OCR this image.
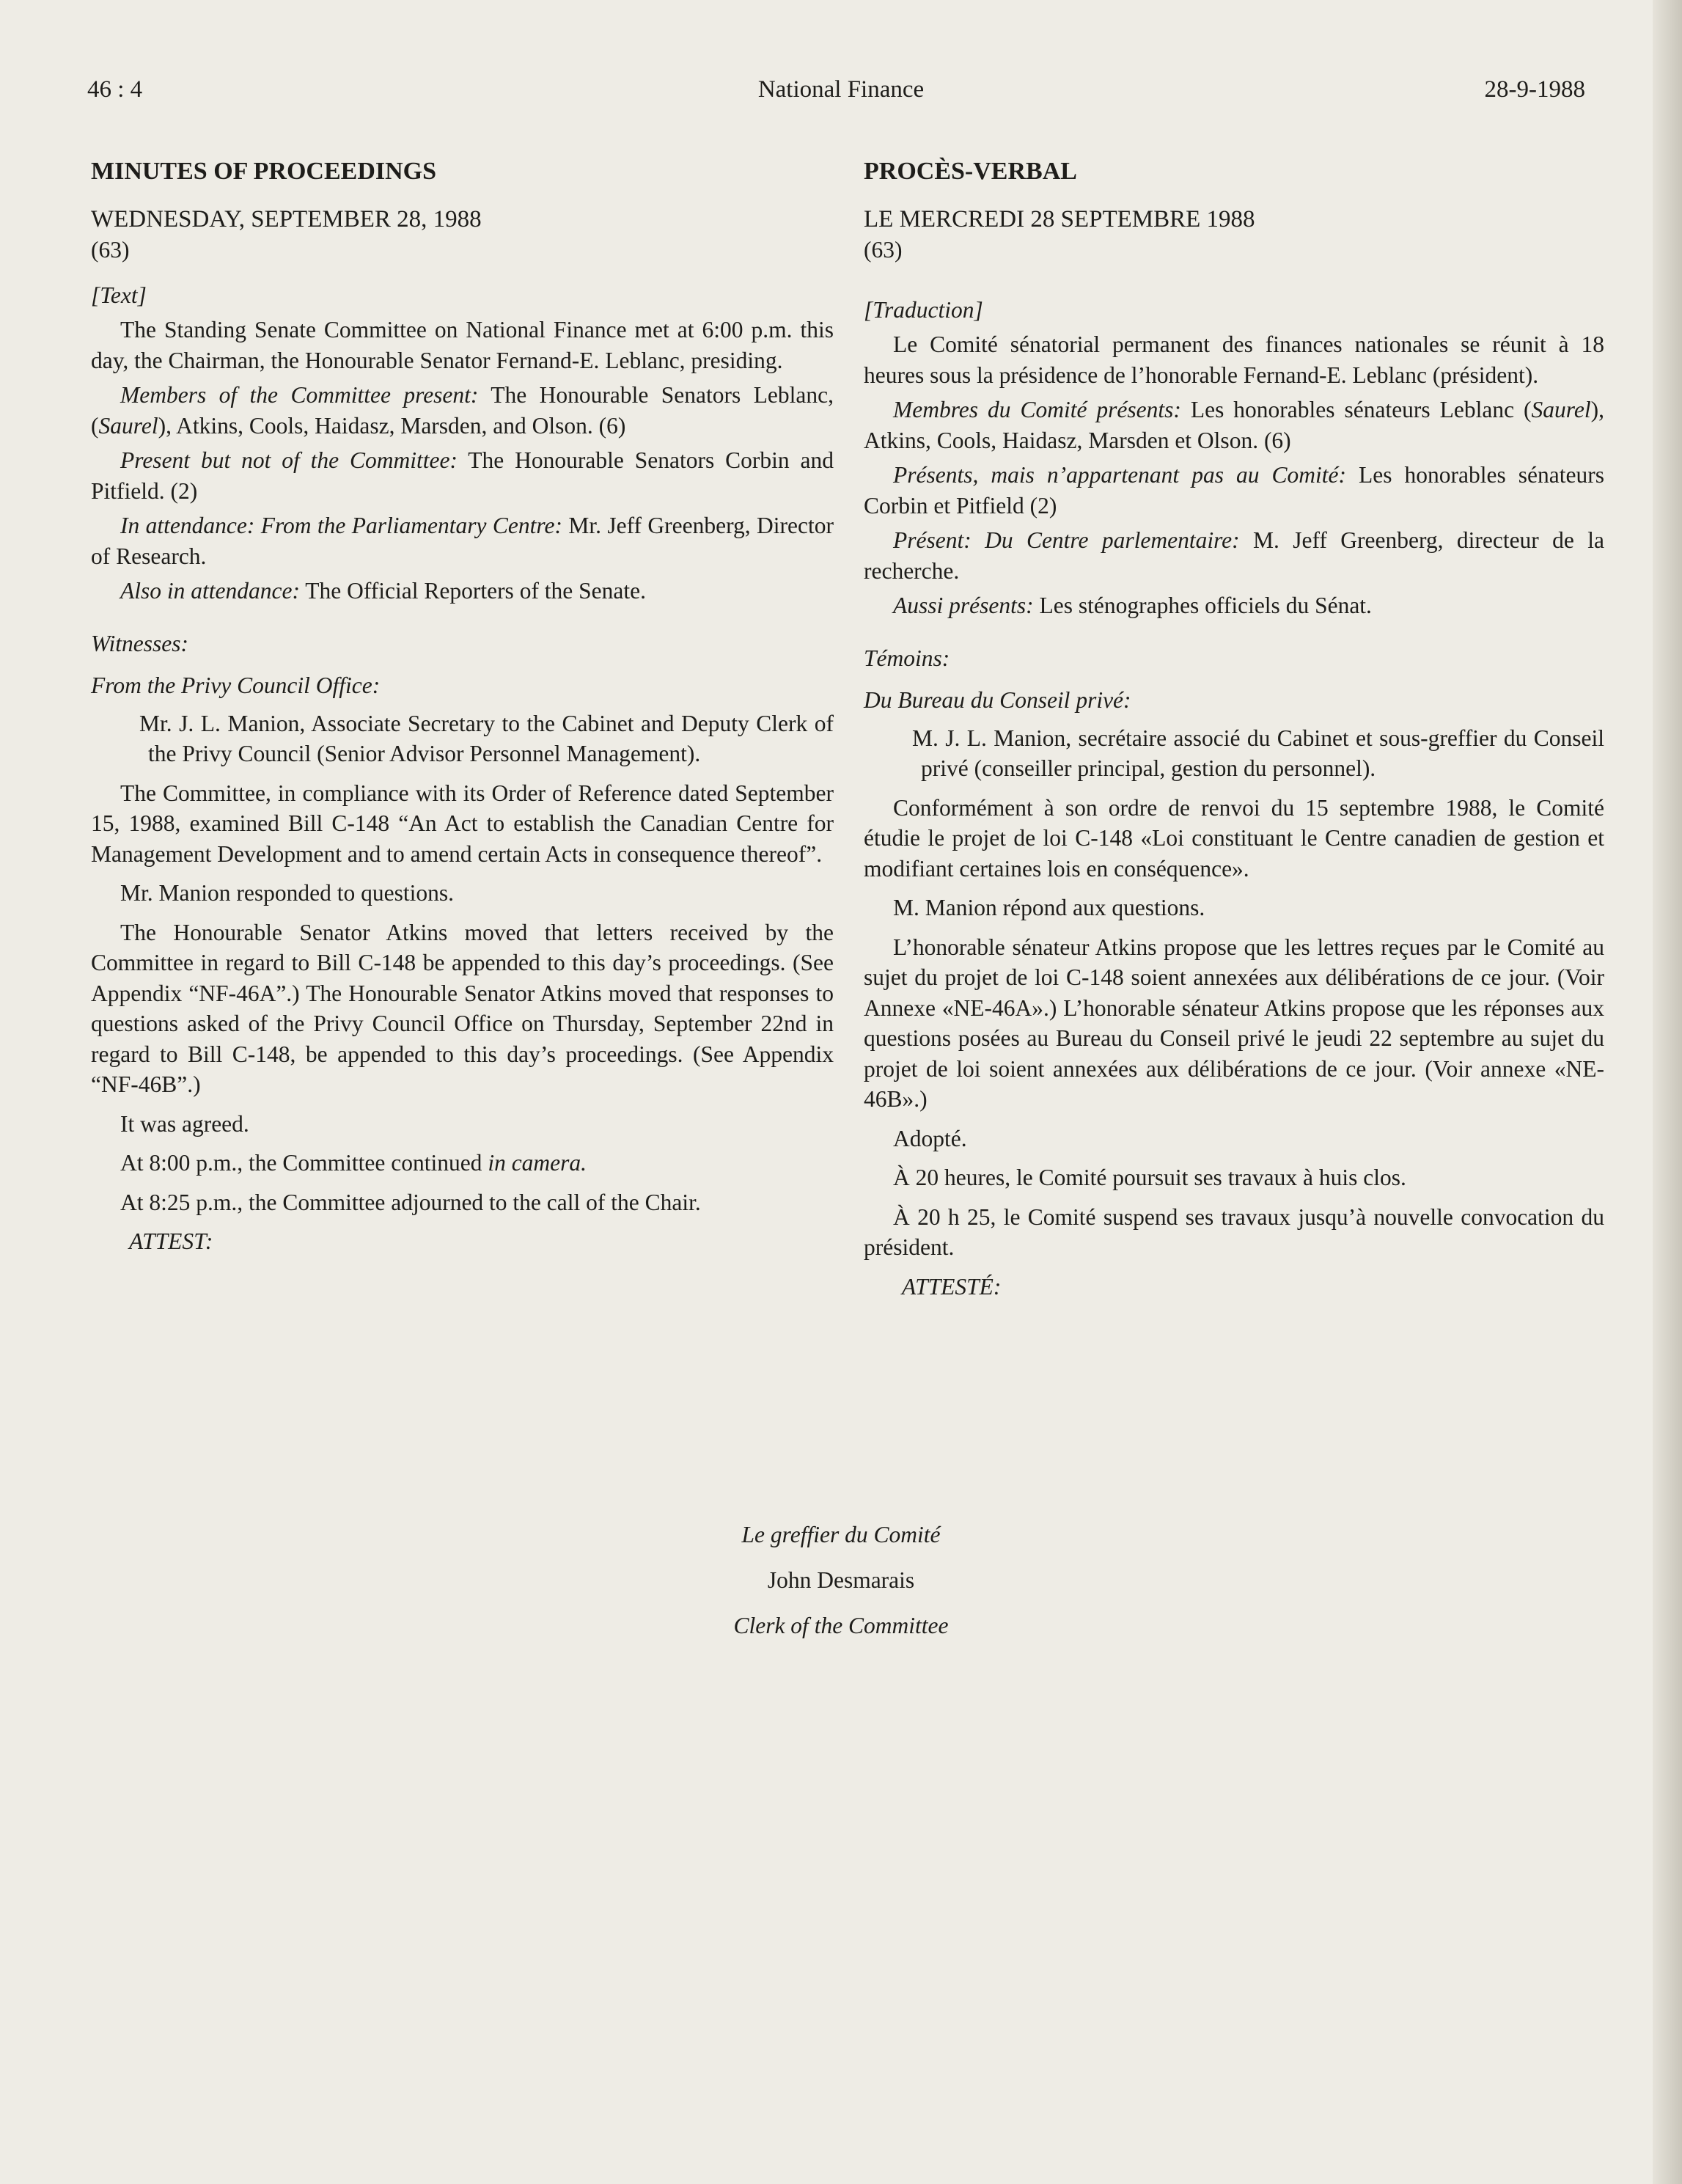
National Finance
46 : 4	28-9-1988
MINUTES OF PROCEEDINGS

WEDNESDAY, SEPTEMBER 28, 1988

(63)

[Text]

The Standing Senate Committee on National Finance met at 6:00 p.m. this day, the Chairman, the Honourable Senator Fernand-E. Leblanc, presiding.

Members of the Committee present: The Honourable Senators Leblanc, (Saurel), Atkins, Cools, Haidasz, Marsden, and Olson. (6)

Present but not of the Committee: The Honourable Senators Corbin and Pitfield. (2)

In attendance: From the Parliamentary Centre: Mr. Jeff Greenberg, Director of Research.

Also in attendance: The Official Reporters of the Senate.

Witnesses:

From the Privy Council Office:

Mr. J. L. Manion, Associate Secretary to the Cabinet and Deputy Clerk of the Privy Council (Senior Advisor Personnel Management).

The Committee, in compliance with its Order of Reference dated September 15, 1988, examined Bill C-148 “An Act to establish the Canadian Centre for Management Development and to amend certain Acts in consequence thereof”.

Mr. Manion responded to questions.

The Honourable Senator Atkins moved that letters received by the Committee in regard to Bill C-148 be appended to this day’s proceedings. (See Appendix “NF-46A”.) The Honourable Senator Atkins moved that responses to questions asked of the Privy Council Office on Thursday, September 22nd in regard to Bill C-148, be appended to this day’s proceedings. (See Appendix “NF-46B”.)

It was agreed.

At 8:00 p.m., the Committee continued in camera.

At 8:25 p.m., the Committee adjourned to the call of the Chair.

ATTEST:

PROCÈS-VERBAL

LE MERCREDI 28 SEPTEMBRE 1988

(63)

[Traduction]

Le Comité sénatorial permanent des finances nationales se réunit à 18 heures sous la présidence de l’honorable Fernand-E. Leblanc (président).

Membres du Comité présents: Les honorables sénateurs Leblanc (Saurel), Atkins, Cools, Haidasz, Marsden et Olson. (6)

Présents, mais n’appartenant pas au Comité: Les honorables sénateurs Corbin et Pitfield (2)

Présent: Du Centre parlementaire: M. Jeff Greenberg, directeur de la recherche.

Aussi présents: Les sténographes officiels du Sénat.

Témoins:

Du Bureau du Conseil privé:

M. J. L. Manion, secrétaire associé du Cabinet et sous-greffier du Conseil privé (conseiller principal, gestion du personnel).

Conformément à son ordre de renvoi du 15 septembre 1988, le Comité étudie le projet de loi C-148 «Loi constituant le Centre canadien de gestion et modifiant certaines lois en conséquence».

M. Manion répond aux questions.

L’honorable sénateur Atkins propose que les lettres reçues par le Comité au sujet du projet de loi C-148 soient annexées aux délibérations de ce jour. (Voir Annexe «NE-46A».) L’honorable sénateur Atkins propose que les réponses aux questions posées au Bureau du Conseil privé le jeudi 22 septembre au sujet du projet de loi soient annexées aux délibérations de ce jour. (Voir annexe «NE-46B».)

Adopté.

À 20 heures, le Comité poursuit ses travaux à huis clos.

À 20 h 25, le Comité suspend ses travaux jusqu’à nouvelle convocation du président.

ATTESTÉ:

Le greffier du Comité
John Desmarais
Clerk of the Committee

■ **What to do**
Omit the pictures, and quote the material above exactly as given.

■ **Problem solution**
OCR this image.
National Finance
46 : 4	28-9-1988
MINUTES OF PROCEEDINGS

WEDNESDAY, SEPTEMBER 28, 1988

(63)

[Text]

The Standing Senate Committee on National Finance met at 6:00 p.m. this day, the Chairman, the Honourable Senator Fernand-E. Leblanc, presiding.

Members of the Committee present: The Honourable Senators Leblanc, (Saurel), Atkins, Cools, Haidasz, Marsden, and Olson. (6)

Present but not of the Committee: The Honourable Senators Corbin and Pitfield. (2)

In attendance: From the Parliamentary Centre: Mr. Jeff Greenberg, Director of Research.

Also in attendance: The Official Reporters of the Senate.

Witnesses:

From the Privy Council Office:

Mr. J. L. Manion, Associate Secretary to the Cabinet and Deputy Clerk of the Privy Council (Senior Advisor Personnel Management).

The Committee, in compliance with its Order of Reference dated September 15, 1988, examined Bill C-148 “An Act to establish the Canadian Centre for Management Development and to amend certain Acts in consequence thereof”.

Mr. Manion responded to questions.

The Honourable Senator Atkins moved that letters received by the Committee in regard to Bill C-148 be appended to this day’s proceedings. (See Appendix “NF-46A”.) The Honourable Senator Atkins moved that responses to questions asked of the Privy Council Office on Thursday, September 22nd in regard to Bill C-148, be appended to this day’s proceedings. (See Appendix “NF-46B”.)

It was agreed.

At 8:00 p.m., the Committee continued in camera.

At 8:25 p.m., the Committee adjourned to the call of the Chair.

ATTEST:

PROCÈS-VERBAL

LE MERCREDI 28 SEPTEMBRE 1988

(63)

[Traduction]

Le Comité sénatorial permanent des finances nationales se réunit à 18 heures sous la présidence de l’honorable Fernand-E. Leblanc (président).

Membres du Comité présents: Les honorables sénateurs Leblanc (Saurel), Atkins, Cools, Haidasz, Marsden et Olson. (6)

Présents, mais n’appartenant pas au Comité: Les honorables sénateurs Corbin et Pitfield (2)

Présent: Du Centre parlementaire: M. Jeff Greenberg, directeur de la recherche.

Aussi présents: Les sténographes officiels du Sénat.

Témoins:

Du Bureau du Conseil privé:

M. J. L. Manion, secrétaire associé du Cabinet et sous-greffier du Conseil privé (conseiller principal, gestion du personnel).

Conformément à son ordre de renvoi du 15 septembre 1988, le Comité étudie le projet de loi C-148 «Loi constituant le Centre canadien de gestion et modifiant certaines lois en conséquence».

M. Manion répond aux questions.

L’honorable sénateur Atkins propose que les lettres reçues par le Comité au sujet du projet de loi C-148 soient annexées aux délibérations de ce jour. (Voir Annexe «NE-46A».) L’honorable sénateur Atkins propose que les réponses aux questions posées au Bureau du Conseil privé le jeudi 22 septembre au sujet du projet de loi soient annexées aux délibérations de ce jour. (Voir annexe «NE-46B».)

Adopté.

À 20 heures, le Comité poursuit ses travaux à huis clos.

À 20 h 25, le Comité suspend ses travaux jusqu’à nouvelle convocation du président.

ATTESTÉ:

Le greffier du Comité
John Desmarais
Clerk of the Committee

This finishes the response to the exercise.